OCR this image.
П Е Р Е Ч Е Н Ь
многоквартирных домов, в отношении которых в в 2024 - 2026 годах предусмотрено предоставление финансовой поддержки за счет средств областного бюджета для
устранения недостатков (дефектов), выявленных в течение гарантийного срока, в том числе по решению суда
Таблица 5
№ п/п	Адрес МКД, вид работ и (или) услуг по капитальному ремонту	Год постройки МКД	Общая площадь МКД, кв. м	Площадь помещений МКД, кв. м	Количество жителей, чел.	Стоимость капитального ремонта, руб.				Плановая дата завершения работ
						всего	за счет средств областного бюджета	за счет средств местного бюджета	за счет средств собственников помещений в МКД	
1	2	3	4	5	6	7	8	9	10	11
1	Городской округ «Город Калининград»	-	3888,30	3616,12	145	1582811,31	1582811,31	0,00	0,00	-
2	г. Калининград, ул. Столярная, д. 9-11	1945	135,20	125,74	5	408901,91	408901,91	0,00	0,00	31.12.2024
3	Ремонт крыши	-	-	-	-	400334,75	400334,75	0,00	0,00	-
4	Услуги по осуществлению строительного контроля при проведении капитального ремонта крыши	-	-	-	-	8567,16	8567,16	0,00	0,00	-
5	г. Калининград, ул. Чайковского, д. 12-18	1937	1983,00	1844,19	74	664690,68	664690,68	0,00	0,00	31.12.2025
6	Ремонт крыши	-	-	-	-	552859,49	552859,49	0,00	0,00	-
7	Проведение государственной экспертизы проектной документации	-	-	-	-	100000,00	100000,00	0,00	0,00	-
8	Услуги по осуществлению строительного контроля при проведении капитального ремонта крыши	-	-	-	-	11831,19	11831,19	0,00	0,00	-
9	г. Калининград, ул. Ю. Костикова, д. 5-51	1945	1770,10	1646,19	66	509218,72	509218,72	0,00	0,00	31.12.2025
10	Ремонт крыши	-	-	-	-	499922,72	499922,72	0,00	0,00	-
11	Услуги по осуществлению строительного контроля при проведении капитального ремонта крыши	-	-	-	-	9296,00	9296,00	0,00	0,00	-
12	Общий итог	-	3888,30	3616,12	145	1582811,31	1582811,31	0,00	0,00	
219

* * *

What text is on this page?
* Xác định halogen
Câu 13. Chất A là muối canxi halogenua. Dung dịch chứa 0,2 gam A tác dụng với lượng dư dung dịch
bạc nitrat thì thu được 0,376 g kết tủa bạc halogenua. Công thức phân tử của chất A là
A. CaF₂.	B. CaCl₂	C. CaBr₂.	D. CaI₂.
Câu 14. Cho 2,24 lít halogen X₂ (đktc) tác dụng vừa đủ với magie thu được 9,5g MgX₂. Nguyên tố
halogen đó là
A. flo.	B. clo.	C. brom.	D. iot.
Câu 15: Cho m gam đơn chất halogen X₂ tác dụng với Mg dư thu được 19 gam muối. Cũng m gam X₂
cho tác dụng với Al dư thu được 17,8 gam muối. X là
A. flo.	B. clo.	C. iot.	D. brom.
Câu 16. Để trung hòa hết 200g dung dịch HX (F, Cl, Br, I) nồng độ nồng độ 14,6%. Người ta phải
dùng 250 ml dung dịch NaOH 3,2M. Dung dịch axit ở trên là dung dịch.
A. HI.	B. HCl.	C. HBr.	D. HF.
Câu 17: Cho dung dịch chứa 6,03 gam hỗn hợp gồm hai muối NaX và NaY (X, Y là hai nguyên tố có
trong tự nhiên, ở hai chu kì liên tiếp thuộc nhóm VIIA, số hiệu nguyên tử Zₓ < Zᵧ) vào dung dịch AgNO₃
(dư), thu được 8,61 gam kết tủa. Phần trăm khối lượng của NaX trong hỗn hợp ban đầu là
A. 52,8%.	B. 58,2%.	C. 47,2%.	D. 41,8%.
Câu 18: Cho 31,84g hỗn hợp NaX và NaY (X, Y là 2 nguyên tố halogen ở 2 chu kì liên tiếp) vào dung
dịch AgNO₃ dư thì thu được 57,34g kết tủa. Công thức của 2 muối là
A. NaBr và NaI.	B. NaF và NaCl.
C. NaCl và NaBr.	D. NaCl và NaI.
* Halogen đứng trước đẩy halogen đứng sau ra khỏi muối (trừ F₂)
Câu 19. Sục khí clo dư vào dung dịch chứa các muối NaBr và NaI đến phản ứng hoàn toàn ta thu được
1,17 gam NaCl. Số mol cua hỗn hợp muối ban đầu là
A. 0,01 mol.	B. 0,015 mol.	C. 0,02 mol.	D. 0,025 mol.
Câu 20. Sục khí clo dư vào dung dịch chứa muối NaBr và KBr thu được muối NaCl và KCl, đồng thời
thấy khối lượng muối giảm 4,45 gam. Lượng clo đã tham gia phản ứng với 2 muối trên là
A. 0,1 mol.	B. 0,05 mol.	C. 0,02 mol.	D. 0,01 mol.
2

** Given instruction **
Check every line of the material for the string "строительного" and give the number of lines that have it, without anything else.

** Result of the exercise **
3